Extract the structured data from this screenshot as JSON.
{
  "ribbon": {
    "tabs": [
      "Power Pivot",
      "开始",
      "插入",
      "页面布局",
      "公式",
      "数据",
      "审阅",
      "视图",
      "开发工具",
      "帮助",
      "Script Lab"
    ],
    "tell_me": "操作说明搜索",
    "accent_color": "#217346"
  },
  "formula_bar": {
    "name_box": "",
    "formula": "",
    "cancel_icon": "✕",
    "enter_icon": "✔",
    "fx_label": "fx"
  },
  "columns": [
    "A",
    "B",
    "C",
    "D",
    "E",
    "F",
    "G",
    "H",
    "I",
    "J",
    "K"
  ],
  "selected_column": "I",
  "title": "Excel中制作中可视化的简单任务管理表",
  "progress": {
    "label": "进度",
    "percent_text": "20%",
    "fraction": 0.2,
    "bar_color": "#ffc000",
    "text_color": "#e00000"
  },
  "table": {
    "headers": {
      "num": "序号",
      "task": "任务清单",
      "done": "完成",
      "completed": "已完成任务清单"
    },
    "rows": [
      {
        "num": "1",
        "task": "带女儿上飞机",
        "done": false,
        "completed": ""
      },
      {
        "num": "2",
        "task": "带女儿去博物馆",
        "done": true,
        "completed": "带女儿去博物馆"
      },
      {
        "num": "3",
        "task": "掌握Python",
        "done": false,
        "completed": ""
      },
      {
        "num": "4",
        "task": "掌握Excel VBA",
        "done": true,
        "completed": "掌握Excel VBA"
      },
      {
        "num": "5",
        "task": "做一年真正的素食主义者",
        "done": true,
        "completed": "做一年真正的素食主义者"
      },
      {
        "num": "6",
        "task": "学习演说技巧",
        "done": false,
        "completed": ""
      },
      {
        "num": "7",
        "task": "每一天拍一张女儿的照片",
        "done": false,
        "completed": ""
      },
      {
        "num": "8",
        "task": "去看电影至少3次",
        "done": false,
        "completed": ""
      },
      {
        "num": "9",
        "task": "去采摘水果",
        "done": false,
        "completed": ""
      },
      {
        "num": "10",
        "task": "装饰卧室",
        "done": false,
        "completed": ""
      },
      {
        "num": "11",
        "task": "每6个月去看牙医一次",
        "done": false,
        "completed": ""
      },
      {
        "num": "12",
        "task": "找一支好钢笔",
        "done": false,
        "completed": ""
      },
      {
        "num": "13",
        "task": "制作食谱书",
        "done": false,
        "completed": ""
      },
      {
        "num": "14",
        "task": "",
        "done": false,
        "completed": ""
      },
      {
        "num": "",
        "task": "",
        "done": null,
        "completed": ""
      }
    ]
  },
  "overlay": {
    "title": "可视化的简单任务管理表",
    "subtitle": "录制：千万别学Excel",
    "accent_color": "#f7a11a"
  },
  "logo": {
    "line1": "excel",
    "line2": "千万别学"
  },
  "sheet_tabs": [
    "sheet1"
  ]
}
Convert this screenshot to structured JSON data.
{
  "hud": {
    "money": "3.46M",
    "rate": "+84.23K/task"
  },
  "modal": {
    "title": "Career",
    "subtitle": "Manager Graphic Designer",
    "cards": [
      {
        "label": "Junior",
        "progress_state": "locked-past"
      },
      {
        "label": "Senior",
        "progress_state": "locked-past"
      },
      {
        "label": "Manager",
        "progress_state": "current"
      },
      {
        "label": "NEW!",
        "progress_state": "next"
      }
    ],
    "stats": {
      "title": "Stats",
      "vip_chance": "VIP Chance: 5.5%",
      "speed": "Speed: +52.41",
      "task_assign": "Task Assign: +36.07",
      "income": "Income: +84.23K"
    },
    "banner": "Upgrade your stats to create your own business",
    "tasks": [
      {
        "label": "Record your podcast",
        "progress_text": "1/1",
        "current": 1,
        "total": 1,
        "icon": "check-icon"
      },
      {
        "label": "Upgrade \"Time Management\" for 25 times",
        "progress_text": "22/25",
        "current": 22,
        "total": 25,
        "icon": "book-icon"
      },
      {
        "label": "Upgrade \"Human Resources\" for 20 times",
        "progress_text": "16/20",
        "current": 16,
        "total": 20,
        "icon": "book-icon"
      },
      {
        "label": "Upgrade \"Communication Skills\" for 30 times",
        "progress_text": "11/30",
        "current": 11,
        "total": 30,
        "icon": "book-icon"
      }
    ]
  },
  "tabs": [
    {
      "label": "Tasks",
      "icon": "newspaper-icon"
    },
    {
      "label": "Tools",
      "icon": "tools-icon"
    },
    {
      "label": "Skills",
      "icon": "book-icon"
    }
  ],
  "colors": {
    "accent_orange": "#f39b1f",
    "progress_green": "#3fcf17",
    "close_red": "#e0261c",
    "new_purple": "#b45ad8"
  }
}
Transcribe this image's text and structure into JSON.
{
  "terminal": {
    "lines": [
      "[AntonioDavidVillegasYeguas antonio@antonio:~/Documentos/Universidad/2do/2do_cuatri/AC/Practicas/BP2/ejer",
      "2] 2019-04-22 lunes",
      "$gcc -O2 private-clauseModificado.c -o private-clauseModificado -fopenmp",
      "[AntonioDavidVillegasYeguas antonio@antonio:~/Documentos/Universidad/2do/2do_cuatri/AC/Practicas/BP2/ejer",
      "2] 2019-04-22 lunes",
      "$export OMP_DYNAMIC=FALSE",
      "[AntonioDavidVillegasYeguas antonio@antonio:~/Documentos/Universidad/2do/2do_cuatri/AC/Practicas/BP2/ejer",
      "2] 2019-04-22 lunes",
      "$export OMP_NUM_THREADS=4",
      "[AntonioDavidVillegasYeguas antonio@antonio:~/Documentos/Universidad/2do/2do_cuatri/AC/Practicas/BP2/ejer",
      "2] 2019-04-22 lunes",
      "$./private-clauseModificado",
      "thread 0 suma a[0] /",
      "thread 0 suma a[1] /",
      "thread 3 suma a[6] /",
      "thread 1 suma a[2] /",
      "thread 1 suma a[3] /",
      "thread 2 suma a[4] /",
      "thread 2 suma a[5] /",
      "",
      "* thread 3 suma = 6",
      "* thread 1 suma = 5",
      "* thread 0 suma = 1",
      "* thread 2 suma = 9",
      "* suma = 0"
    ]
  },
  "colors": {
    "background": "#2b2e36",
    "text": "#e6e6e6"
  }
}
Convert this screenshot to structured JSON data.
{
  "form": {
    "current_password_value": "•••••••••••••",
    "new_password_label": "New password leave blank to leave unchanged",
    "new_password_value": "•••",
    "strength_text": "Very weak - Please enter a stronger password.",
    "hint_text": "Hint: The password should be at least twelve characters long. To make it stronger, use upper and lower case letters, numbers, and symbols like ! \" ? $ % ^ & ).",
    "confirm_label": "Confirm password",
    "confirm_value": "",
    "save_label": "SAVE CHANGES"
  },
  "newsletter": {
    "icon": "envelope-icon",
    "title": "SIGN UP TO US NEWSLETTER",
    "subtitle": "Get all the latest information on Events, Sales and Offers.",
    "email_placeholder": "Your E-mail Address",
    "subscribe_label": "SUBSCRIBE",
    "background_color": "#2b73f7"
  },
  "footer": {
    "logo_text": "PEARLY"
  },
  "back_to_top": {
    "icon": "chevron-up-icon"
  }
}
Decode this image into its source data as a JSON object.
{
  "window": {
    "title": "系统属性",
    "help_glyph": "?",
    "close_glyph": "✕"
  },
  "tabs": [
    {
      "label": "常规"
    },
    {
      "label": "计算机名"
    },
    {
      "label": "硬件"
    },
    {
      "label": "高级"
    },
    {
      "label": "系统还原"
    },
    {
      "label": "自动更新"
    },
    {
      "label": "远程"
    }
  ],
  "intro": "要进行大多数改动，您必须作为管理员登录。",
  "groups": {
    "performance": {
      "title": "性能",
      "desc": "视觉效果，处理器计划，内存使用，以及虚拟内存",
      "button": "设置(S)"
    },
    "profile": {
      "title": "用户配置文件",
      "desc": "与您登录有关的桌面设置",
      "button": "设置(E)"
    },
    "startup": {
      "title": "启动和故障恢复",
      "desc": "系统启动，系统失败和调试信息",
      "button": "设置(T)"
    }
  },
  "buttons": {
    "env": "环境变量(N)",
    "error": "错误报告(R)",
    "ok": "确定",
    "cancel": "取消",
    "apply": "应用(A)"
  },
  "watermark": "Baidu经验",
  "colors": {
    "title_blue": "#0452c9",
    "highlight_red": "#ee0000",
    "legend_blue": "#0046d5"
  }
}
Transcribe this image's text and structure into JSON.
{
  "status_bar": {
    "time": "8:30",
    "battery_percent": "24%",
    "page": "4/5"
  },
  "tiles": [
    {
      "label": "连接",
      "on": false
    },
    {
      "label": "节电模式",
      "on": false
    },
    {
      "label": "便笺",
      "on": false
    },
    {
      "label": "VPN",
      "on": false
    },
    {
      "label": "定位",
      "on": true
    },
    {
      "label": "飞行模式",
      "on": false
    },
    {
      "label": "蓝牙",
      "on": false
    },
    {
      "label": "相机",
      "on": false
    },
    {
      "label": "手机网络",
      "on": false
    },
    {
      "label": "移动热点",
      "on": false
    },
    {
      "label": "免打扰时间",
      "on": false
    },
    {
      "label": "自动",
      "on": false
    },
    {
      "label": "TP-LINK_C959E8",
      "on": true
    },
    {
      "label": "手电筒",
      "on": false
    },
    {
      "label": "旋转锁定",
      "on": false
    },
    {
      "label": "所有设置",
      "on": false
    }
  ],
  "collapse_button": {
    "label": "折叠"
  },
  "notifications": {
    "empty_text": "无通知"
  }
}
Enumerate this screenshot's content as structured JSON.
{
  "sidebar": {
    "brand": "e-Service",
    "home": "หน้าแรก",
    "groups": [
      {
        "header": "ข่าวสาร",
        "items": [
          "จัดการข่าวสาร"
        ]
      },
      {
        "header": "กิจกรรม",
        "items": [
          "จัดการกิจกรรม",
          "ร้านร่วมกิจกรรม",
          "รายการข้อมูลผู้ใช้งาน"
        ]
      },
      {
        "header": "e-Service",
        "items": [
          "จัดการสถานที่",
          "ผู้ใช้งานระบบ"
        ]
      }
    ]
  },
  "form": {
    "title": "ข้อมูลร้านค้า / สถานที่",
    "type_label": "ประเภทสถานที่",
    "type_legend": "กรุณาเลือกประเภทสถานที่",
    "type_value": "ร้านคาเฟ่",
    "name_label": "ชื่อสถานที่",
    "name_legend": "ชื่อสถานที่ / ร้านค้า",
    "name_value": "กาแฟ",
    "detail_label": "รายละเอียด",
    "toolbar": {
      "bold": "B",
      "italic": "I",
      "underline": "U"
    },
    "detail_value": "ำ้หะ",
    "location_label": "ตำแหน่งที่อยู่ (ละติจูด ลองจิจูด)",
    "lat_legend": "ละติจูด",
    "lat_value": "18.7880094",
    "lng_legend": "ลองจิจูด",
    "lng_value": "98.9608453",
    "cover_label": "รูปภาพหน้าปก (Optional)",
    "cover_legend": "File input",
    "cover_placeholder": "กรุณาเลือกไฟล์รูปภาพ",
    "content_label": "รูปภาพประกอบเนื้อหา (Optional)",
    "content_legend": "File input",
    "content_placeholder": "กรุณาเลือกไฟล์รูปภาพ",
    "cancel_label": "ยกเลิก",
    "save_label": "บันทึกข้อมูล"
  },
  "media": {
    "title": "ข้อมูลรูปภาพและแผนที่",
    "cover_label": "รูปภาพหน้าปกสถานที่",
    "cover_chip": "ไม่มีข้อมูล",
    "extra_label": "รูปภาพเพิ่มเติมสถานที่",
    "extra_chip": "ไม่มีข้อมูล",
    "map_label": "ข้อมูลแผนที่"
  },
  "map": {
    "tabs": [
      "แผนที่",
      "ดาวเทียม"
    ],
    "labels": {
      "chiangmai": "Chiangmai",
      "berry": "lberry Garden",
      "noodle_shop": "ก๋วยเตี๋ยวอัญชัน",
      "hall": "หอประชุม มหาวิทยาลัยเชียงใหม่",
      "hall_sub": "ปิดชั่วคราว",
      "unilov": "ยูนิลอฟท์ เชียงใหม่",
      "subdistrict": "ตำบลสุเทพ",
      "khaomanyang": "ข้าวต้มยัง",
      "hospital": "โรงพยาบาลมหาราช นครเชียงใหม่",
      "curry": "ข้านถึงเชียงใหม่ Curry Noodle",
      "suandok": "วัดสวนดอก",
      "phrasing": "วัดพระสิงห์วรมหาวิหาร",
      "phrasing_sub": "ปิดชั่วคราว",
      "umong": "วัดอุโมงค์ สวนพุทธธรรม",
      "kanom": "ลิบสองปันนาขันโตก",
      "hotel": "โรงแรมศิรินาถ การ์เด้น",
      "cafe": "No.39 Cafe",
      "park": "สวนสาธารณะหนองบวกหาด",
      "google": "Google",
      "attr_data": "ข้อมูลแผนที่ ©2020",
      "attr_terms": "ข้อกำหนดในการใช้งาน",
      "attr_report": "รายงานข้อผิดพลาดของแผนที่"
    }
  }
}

**Given exercise**
Give a single number: the count of lines above that include the word "clauseModificado".

**Reply**
2